§ **AIM OF THE EXERCISE**:
Copy out all the lines where "idle" shows up.

§ **Stored records**:
========================================================================

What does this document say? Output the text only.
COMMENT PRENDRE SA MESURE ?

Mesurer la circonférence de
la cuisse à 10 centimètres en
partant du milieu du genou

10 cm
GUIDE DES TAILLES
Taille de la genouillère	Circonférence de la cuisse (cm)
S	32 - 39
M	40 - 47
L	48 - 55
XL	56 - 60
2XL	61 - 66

========================================================================

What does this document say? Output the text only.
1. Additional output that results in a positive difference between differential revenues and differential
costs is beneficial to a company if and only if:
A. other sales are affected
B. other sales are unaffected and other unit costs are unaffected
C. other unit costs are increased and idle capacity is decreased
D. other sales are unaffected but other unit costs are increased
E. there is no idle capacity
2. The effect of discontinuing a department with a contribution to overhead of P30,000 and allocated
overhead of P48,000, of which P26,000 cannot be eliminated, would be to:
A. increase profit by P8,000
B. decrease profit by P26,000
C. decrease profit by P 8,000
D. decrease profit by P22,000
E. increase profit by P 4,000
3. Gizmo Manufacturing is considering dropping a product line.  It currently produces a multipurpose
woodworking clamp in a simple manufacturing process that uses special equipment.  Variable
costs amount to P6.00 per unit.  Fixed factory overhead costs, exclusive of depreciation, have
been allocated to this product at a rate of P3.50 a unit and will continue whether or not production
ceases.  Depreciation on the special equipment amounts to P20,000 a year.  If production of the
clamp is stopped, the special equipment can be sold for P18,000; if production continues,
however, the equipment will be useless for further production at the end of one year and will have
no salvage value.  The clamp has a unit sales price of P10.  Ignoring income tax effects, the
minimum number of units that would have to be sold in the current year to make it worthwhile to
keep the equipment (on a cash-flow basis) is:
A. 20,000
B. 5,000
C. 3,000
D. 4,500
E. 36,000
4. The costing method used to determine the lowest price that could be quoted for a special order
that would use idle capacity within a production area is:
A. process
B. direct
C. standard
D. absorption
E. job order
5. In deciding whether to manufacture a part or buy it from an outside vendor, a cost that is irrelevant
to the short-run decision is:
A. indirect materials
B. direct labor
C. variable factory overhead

========================================================================

§ **TASK SOLUTION**:
C. other unit costs are increased and idle capacity is decreased
E. there is no idle capacity
that would use idle capacity within a production area is:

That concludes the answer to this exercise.